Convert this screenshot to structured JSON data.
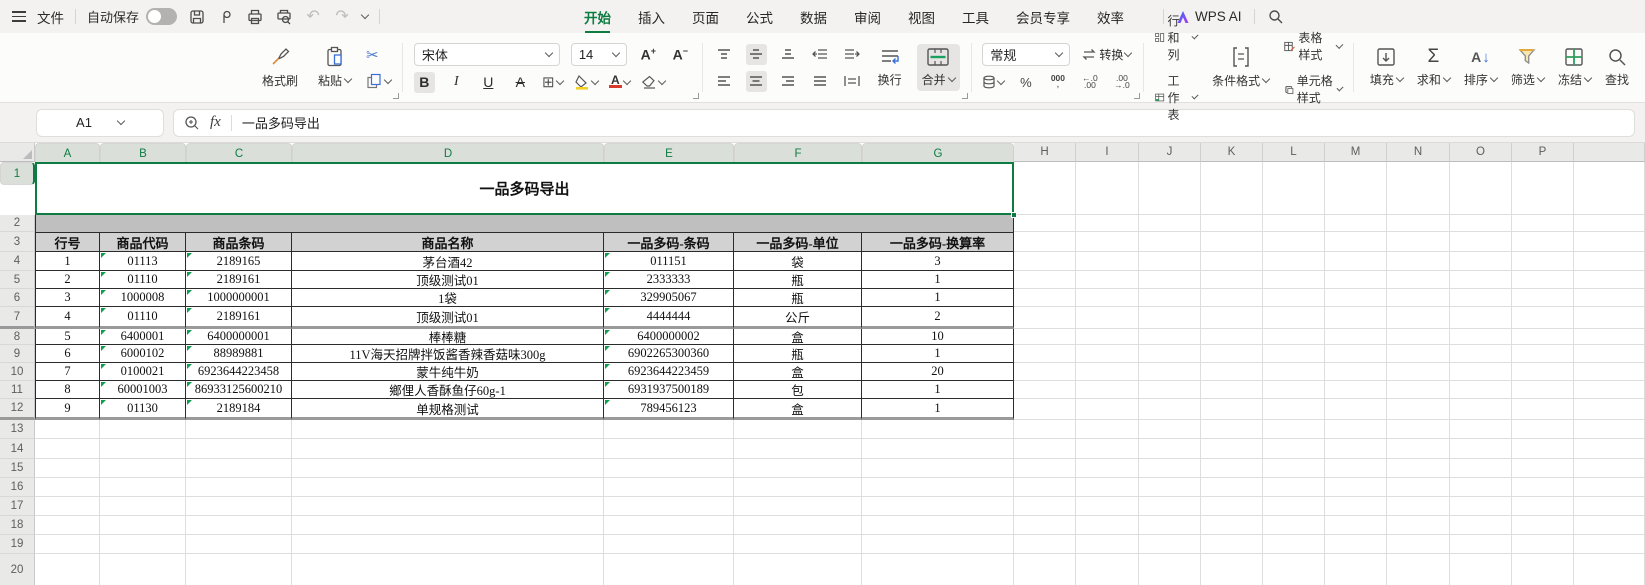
{
  "colors": {
    "accent_green": "#0e7c42",
    "selection_border": "#0e7c42",
    "gray_band": "#bfbfbf",
    "table_header_fill": "#d2d2d2",
    "marker_green": "#0d9e4f",
    "cut_blue": "#4a77c6",
    "font_color_red": "#d83b2d",
    "fill_yellow": "#f2d024"
  },
  "titlebar": {
    "menu_label": "文件",
    "autosave_label": "自动保存",
    "autosave_on": false,
    "quick_access_icons": [
      "save",
      "output-as-pdf",
      "print",
      "print-preview",
      "undo",
      "redo",
      "more"
    ],
    "tabs": [
      {
        "label": "开始",
        "active": true
      },
      {
        "label": "插入",
        "active": false
      },
      {
        "label": "页面",
        "active": false
      },
      {
        "label": "公式",
        "active": false
      },
      {
        "label": "数据",
        "active": false
      },
      {
        "label": "审阅",
        "active": false
      },
      {
        "label": "视图",
        "active": false
      },
      {
        "label": "工具",
        "active": false
      },
      {
        "label": "会员专享",
        "active": false
      },
      {
        "label": "效率",
        "active": false
      }
    ],
    "ai_label": "WPS AI"
  },
  "ribbon": {
    "format_painter": "格式刷",
    "paste": "粘贴",
    "font_name": "宋体",
    "font_size": "14",
    "bold": "B",
    "italic": "I",
    "underline": "U",
    "strike": "A",
    "wrap": "换行",
    "merge": "合并",
    "number_format": "常规",
    "convert": "转换",
    "comma_style": "000",
    "rows_cols": "行和列",
    "worksheet": "工作表",
    "cond_format": "条件格式",
    "table_style": "表格样式",
    "cell_style": "单元格样式",
    "fill": "填充",
    "sum": "求和",
    "sort": "排序",
    "filter": "筛选",
    "freeze": "冻结",
    "find": "查找"
  },
  "formula_bar": {
    "name_box": "A1",
    "fx": "fx",
    "content": "一品多码导出"
  },
  "sheet": {
    "title_cell": "一品多码导出",
    "columns": [
      {
        "letter": "A",
        "selected": true
      },
      {
        "letter": "B",
        "selected": true
      },
      {
        "letter": "C",
        "selected": true
      },
      {
        "letter": "D",
        "selected": true
      },
      {
        "letter": "E",
        "selected": true
      },
      {
        "letter": "F",
        "selected": true
      },
      {
        "letter": "G",
        "selected": true
      },
      {
        "letter": "H",
        "selected": false
      },
      {
        "letter": "I",
        "selected": false
      },
      {
        "letter": "J",
        "selected": false
      },
      {
        "letter": "K",
        "selected": false
      },
      {
        "letter": "L",
        "selected": false
      },
      {
        "letter": "M",
        "selected": false
      },
      {
        "letter": "N",
        "selected": false
      },
      {
        "letter": "O",
        "selected": false
      },
      {
        "letter": "P",
        "selected": false
      },
      {
        "letter": "",
        "selected": false
      }
    ],
    "row_count": 20,
    "table": {
      "headers": [
        "行号",
        "商品代码",
        "商品条码",
        "商品名称",
        "一品多码-条码",
        "一品多码-单位",
        "一品多码-换算率"
      ],
      "text_marker_columns": [
        1,
        2,
        4
      ],
      "rows": [
        [
          "1",
          "01113",
          "2189165",
          "茅台酒42",
          "011151",
          "袋",
          "3"
        ],
        [
          "2",
          "01110",
          "2189161",
          "顶级测试01",
          "2333333",
          "瓶",
          "1"
        ],
        [
          "3",
          "1000008",
          "1000000001",
          "1袋",
          "329905067",
          "瓶",
          "1"
        ],
        [
          "4",
          "01110",
          "2189161",
          "顶级测试01",
          "4444444",
          "公斤",
          "2"
        ],
        [
          "5",
          "6400001",
          "6400000001",
          "棒棒糖",
          "6400000002",
          "盒",
          "10"
        ],
        [
          "6",
          "6000102",
          "88989881",
          "11V海天招牌拌饭酱香辣香菇味300g",
          "6902265300360",
          "瓶",
          "1"
        ],
        [
          "7",
          "0100021",
          "6923644223458",
          "蒙牛纯牛奶",
          "6923644223459",
          "盒",
          "20"
        ],
        [
          "8",
          "60001003",
          "86933125600210",
          "鄉俚人香酥鱼仔60g-1",
          "6931937500189",
          "包",
          "1"
        ],
        [
          "9",
          "01130",
          "2189184",
          "单规格测试",
          "789456123",
          "盒",
          "1"
        ]
      ]
    }
  }
}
☆ ☆ ☆ ☆ ☆
EXERCISE: Print all of the entries word for word. Skip any images they contain.

RESPONSE TO THIS TASK:
Convert this screenshot to structured JSON data.
{
  "colors": {
    "accent_green": "#0e7c42",
    "selection_border": "#0e7c42",
    "gray_band": "#bfbfbf",
    "table_header_fill": "#d2d2d2",
    "marker_green": "#0d9e4f",
    "cut_blue": "#4a77c6",
    "font_color_red": "#d83b2d",
    "fill_yellow": "#f2d024"
  },
  "titlebar": {
    "menu_label": "文件",
    "autosave_label": "自动保存",
    "autosave_on": false,
    "quick_access_icons": [
      "save",
      "output-as-pdf",
      "print",
      "print-preview",
      "undo",
      "redo",
      "more"
    ],
    "tabs": [
      {
        "label": "开始",
        "active": true
      },
      {
        "label": "插入",
        "active": false
      },
      {
        "label": "页面",
        "active": false
      },
      {
        "label": "公式",
        "active": false
      },
      {
        "label": "数据",
        "active": false
      },
      {
        "label": "审阅",
        "active": false
      },
      {
        "label": "视图",
        "active": false
      },
      {
        "label": "工具",
        "active": false
      },
      {
        "label": "会员专享",
        "active": false
      },
      {
        "label": "效率",
        "active": false
      }
    ],
    "ai_label": "WPS AI"
  },
  "ribbon": {
    "format_painter": "格式刷",
    "paste": "粘贴",
    "font_name": "宋体",
    "font_size": "14",
    "bold": "B",
    "italic": "I",
    "underline": "U",
    "strike": "A",
    "wrap": "换行",
    "merge": "合并",
    "number_format": "常规",
    "convert": "转换",
    "comma_style": "000",
    "rows_cols": "行和列",
    "worksheet": "工作表",
    "cond_format": "条件格式",
    "table_style": "表格样式",
    "cell_style": "单元格样式",
    "fill": "填充",
    "sum": "求和",
    "sort": "排序",
    "filter": "筛选",
    "freeze": "冻结",
    "find": "查找"
  },
  "formula_bar": {
    "name_box": "A1",
    "fx": "fx",
    "content": "一品多码导出"
  },
  "sheet": {
    "title_cell": "一品多码导出",
    "columns": [
      {
        "letter": "A",
        "selected": true
      },
      {
        "letter": "B",
        "selected": true
      },
      {
        "letter": "C",
        "selected": true
      },
      {
        "letter": "D",
        "selected": true
      },
      {
        "letter": "E",
        "selected": true
      },
      {
        "letter": "F",
        "selected": true
      },
      {
        "letter": "G",
        "selected": true
      },
      {
        "letter": "H",
        "selected": false
      },
      {
        "letter": "I",
        "selected": false
      },
      {
        "letter": "J",
        "selected": false
      },
      {
        "letter": "K",
        "selected": false
      },
      {
        "letter": "L",
        "selected": false
      },
      {
        "letter": "M",
        "selected": false
      },
      {
        "letter": "N",
        "selected": false
      },
      {
        "letter": "O",
        "selected": false
      },
      {
        "letter": "P",
        "selected": false
      },
      {
        "letter": "",
        "selected": false
      }
    ],
    "row_count": 20,
    "table": {
      "headers": [
        "行号",
        "商品代码",
        "商品条码",
        "商品名称",
        "一品多码-条码",
        "一品多码-单位",
        "一品多码-换算率"
      ],
      "text_marker_columns": [
        1,
        2,
        4
      ],
      "rows": [
        [
          "1",
          "01113",
          "2189165",
          "茅台酒42",
          "011151",
          "袋",
          "3"
        ],
        [
          "2",
          "01110",
          "2189161",
          "顶级测试01",
          "2333333",
          "瓶",
          "1"
        ],
        [
          "3",
          "1000008",
          "1000000001",
          "1袋",
          "329905067",
          "瓶",
          "1"
        ],
        [
          "4",
          "01110",
          "2189161",
          "顶级测试01",
          "4444444",
          "公斤",
          "2"
        ],
        [
          "5",
          "6400001",
          "6400000001",
          "棒棒糖",
          "6400000002",
          "盒",
          "10"
        ],
        [
          "6",
          "6000102",
          "88989881",
          "11V海天招牌拌饭酱香辣香菇味300g",
          "6902265300360",
          "瓶",
          "1"
        ],
        [
          "7",
          "0100021",
          "6923644223458",
          "蒙牛纯牛奶",
          "6923644223459",
          "盒",
          "20"
        ],
        [
          "8",
          "60001003",
          "86933125600210",
          "鄉俚人香酥鱼仔60g-1",
          "6931937500189",
          "包",
          "1"
        ],
        [
          "9",
          "01130",
          "2189184",
          "单规格测试",
          "789456123",
          "盒",
          "1"
        ]
      ]
    }
  }
}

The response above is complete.